INPUT MATERIAL:
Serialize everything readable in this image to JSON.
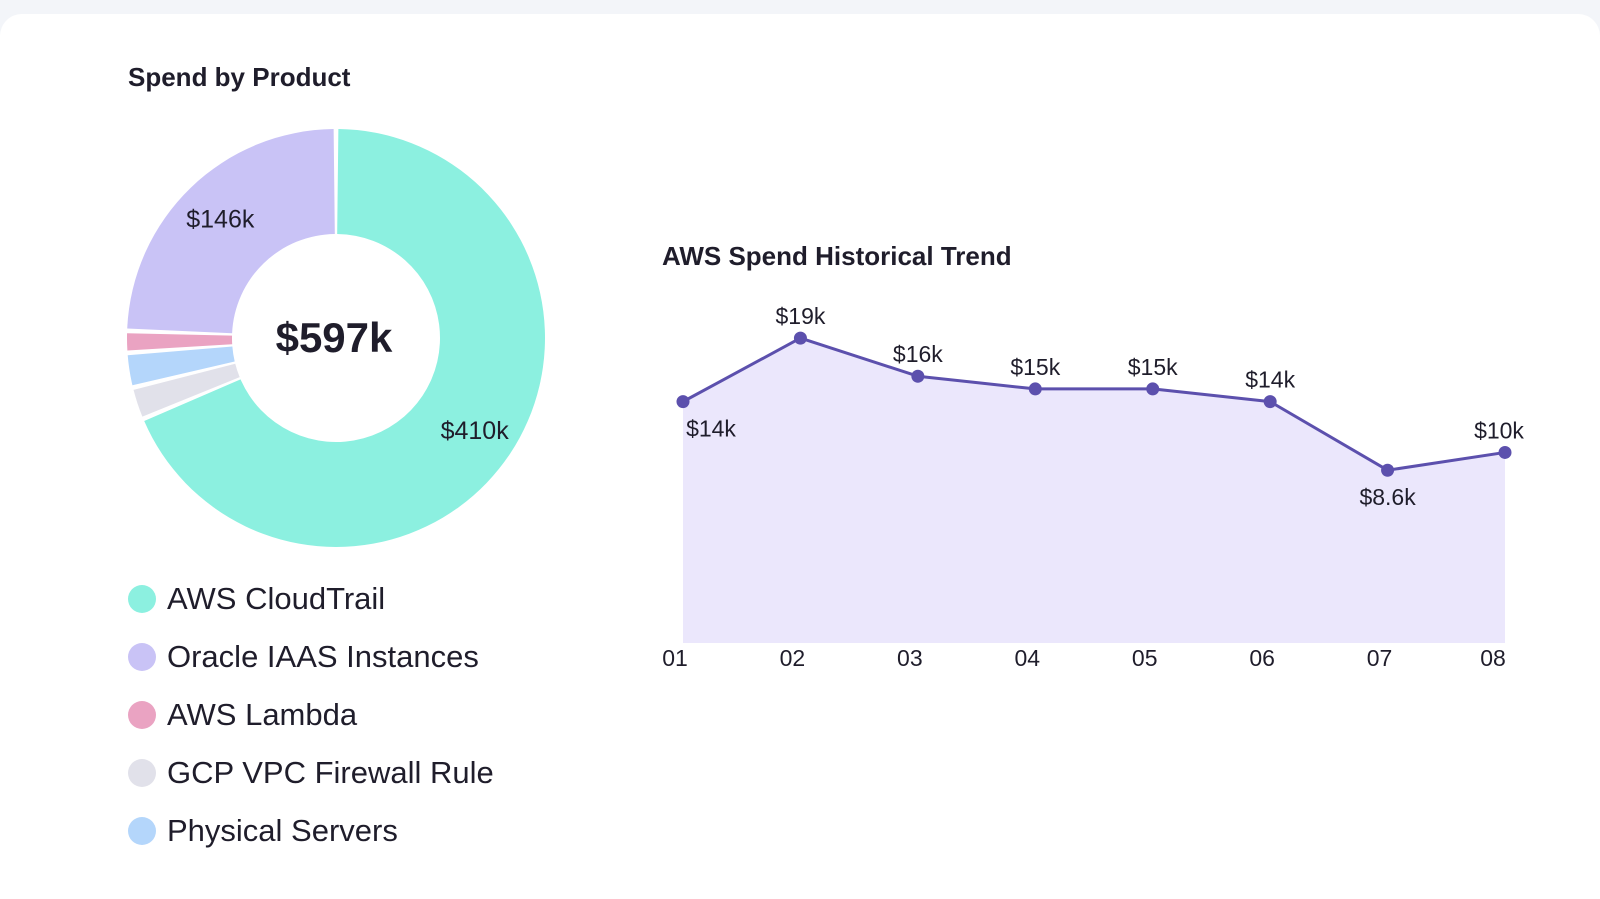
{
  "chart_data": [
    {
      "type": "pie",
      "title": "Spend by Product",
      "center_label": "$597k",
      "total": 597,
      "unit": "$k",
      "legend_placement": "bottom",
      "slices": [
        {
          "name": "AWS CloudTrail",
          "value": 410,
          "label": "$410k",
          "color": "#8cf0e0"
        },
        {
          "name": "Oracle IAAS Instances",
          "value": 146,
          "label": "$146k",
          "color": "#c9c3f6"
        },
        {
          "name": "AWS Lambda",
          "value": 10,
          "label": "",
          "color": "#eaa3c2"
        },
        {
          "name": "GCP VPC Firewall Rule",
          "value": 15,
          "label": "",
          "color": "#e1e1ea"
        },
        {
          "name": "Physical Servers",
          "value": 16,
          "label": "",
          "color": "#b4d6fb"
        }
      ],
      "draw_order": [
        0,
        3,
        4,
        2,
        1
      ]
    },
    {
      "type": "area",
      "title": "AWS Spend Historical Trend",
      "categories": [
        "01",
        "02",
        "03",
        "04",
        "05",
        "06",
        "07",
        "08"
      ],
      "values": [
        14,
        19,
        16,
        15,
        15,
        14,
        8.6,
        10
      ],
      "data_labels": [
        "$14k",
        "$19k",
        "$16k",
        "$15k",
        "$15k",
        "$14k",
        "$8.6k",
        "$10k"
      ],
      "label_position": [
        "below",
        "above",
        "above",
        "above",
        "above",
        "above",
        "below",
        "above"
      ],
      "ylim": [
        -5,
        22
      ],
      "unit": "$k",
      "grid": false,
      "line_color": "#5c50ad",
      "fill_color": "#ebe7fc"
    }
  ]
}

YOUR TASK:
Copy out every line holding the string "Spend".

CORRECT OUTPUT:
      "title": "Spend by Product",
      "title": "AWS Spend Historical Trend",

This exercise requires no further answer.